▽
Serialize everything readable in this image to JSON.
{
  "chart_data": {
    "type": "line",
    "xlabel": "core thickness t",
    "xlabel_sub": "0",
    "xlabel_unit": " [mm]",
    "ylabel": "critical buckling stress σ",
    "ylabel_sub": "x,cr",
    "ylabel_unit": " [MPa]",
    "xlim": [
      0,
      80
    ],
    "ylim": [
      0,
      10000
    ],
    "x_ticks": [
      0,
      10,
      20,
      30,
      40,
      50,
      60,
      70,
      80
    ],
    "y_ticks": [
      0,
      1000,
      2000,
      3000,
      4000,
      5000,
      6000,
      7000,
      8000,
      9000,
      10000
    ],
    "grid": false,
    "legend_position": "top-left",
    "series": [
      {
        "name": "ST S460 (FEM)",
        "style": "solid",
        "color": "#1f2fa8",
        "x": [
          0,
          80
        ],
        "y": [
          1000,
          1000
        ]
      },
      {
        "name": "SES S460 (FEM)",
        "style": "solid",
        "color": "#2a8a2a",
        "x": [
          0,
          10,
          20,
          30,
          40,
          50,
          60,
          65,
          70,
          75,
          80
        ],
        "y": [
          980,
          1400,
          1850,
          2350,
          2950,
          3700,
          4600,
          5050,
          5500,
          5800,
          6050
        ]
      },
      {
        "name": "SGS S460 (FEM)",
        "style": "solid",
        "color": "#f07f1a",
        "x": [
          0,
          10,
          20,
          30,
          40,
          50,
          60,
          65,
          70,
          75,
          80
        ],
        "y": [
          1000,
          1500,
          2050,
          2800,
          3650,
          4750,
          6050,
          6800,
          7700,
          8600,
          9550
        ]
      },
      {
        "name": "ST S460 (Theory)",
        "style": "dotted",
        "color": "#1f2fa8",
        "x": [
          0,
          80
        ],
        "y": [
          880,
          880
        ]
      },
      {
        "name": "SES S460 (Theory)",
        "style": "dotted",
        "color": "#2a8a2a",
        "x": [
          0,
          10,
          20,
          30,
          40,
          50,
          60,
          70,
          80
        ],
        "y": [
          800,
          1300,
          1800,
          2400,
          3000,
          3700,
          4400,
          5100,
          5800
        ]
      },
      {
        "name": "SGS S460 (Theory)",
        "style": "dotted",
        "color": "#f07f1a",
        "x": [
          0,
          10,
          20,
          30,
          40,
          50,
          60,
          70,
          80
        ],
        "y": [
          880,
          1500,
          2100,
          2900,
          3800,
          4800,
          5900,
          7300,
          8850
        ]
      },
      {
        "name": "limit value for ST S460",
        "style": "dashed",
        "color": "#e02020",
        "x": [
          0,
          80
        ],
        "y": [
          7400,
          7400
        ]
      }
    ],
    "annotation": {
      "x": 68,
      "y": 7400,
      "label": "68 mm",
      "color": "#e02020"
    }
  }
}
△
* [EXERCISE PROMPT]
Every line above should be written out again exactly as it stands.

* [OUTPUT FOR THIS TASK]
Serialize everything readable in this image to JSON.
{
  "chart_data": {
    "type": "line",
    "xlabel": "core thickness t",
    "xlabel_sub": "0",
    "xlabel_unit": " [mm]",
    "ylabel": "critical buckling stress σ",
    "ylabel_sub": "x,cr",
    "ylabel_unit": " [MPa]",
    "xlim": [
      0,
      80
    ],
    "ylim": [
      0,
      10000
    ],
    "x_ticks": [
      0,
      10,
      20,
      30,
      40,
      50,
      60,
      70,
      80
    ],
    "y_ticks": [
      0,
      1000,
      2000,
      3000,
      4000,
      5000,
      6000,
      7000,
      8000,
      9000,
      10000
    ],
    "grid": false,
    "legend_position": "top-left",
    "series": [
      {
        "name": "ST S460 (FEM)",
        "style": "solid",
        "color": "#1f2fa8",
        "x": [
          0,
          80
        ],
        "y": [
          1000,
          1000
        ]
      },
      {
        "name": "SES S460 (FEM)",
        "style": "solid",
        "color": "#2a8a2a",
        "x": [
          0,
          10,
          20,
          30,
          40,
          50,
          60,
          65,
          70,
          75,
          80
        ],
        "y": [
          980,
          1400,
          1850,
          2350,
          2950,
          3700,
          4600,
          5050,
          5500,
          5800,
          6050
        ]
      },
      {
        "name": "SGS S460 (FEM)",
        "style": "solid",
        "color": "#f07f1a",
        "x": [
          0,
          10,
          20,
          30,
          40,
          50,
          60,
          65,
          70,
          75,
          80
        ],
        "y": [
          1000,
          1500,
          2050,
          2800,
          3650,
          4750,
          6050,
          6800,
          7700,
          8600,
          9550
        ]
      },
      {
        "name": "ST S460 (Theory)",
        "style": "dotted",
        "color": "#1f2fa8",
        "x": [
          0,
          80
        ],
        "y": [
          880,
          880
        ]
      },
      {
        "name": "SES S460 (Theory)",
        "style": "dotted",
        "color": "#2a8a2a",
        "x": [
          0,
          10,
          20,
          30,
          40,
          50,
          60,
          70,
          80
        ],
        "y": [
          800,
          1300,
          1800,
          2400,
          3000,
          3700,
          4400,
          5100,
          5800
        ]
      },
      {
        "name": "SGS S460 (Theory)",
        "style": "dotted",
        "color": "#f07f1a",
        "x": [
          0,
          10,
          20,
          30,
          40,
          50,
          60,
          70,
          80
        ],
        "y": [
          880,
          1500,
          2100,
          2900,
          3800,
          4800,
          5900,
          7300,
          8850
        ]
      },
      {
        "name": "limit value for ST S460",
        "style": "dashed",
        "color": "#e02020",
        "x": [
          0,
          80
        ],
        "y": [
          7400,
          7400
        ]
      }
    ],
    "annotation": {
      "x": 68,
      "y": 7400,
      "label": "68 mm",
      "color": "#e02020"
    }
  }
}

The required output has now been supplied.